What you have to do:
Scan the records for the word "values". Copy each line that includes it.

Source data:
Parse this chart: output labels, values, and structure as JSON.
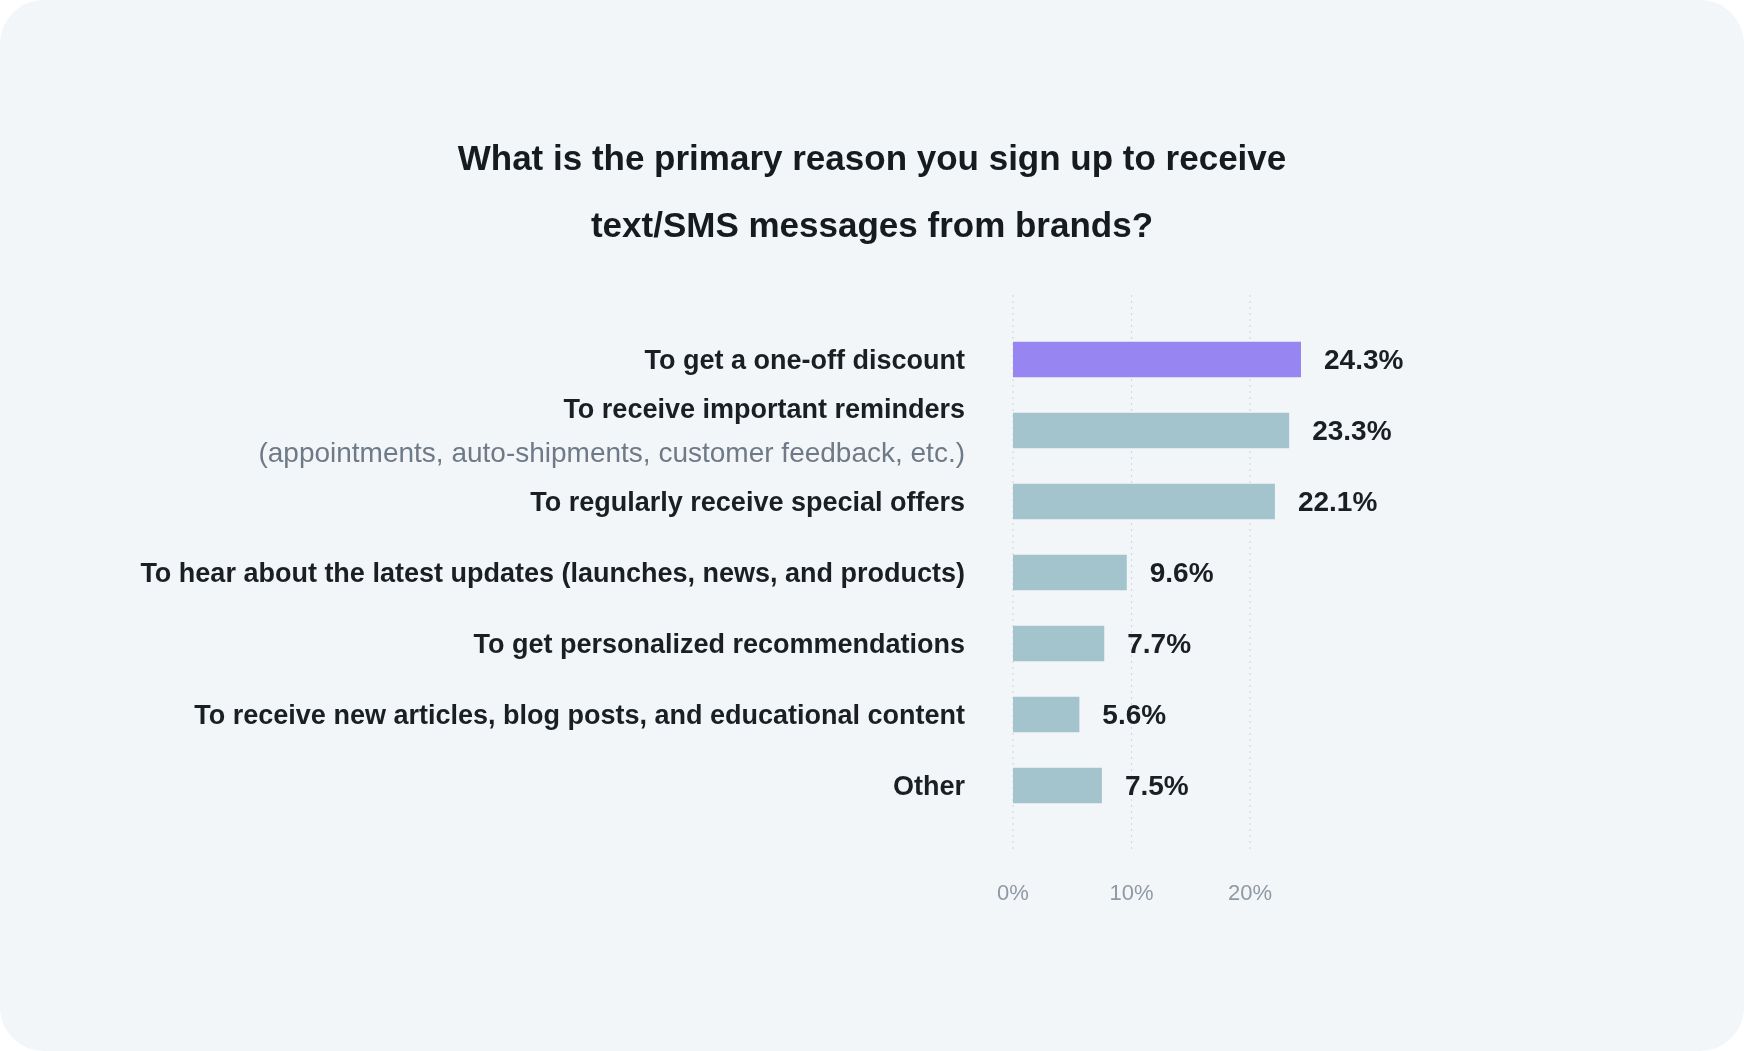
{
  "chart_data": {
    "type": "bar",
    "orientation": "horizontal",
    "title": "What is the primary reason you sign up to receive\ntext/SMS messages from brands?",
    "categories": [
      "To get a one-off discount",
      "To receive important reminders\n(appointments, auto-shipments, customer feedback, etc.)",
      "To regularly receive special offers",
      "To hear about the latest updates (launches, news, and products)",
      "To get personalized recommendations",
      "To receive new articles, blog posts, and educational content",
      "Other"
    ],
    "values": [
      24.3,
      23.3,
      22.1,
      9.6,
      7.7,
      5.6,
      7.5
    ],
    "colors": [
      "#9785f2",
      "#a3c4cd",
      "#a3c4cd",
      "#a3c4cd",
      "#a3c4cd",
      "#a3c4cd",
      "#a3c4cd"
    ],
    "value_labels": [
      "24.3%",
      "23.3%",
      "22.1%",
      "9.6%",
      "7.7%",
      "5.6%",
      "7.5%"
    ],
    "xlim": [
      0,
      24.3
    ],
    "xticks": [
      {
        "value": 0,
        "label": "0%"
      },
      {
        "value": 10,
        "label": "10%"
      },
      {
        "value": 20,
        "label": "20%"
      }
    ],
    "grid": "x"
  }
}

Output for this exercise:
Parse this chart: output labels, values, and structure as JSON.
    "values": [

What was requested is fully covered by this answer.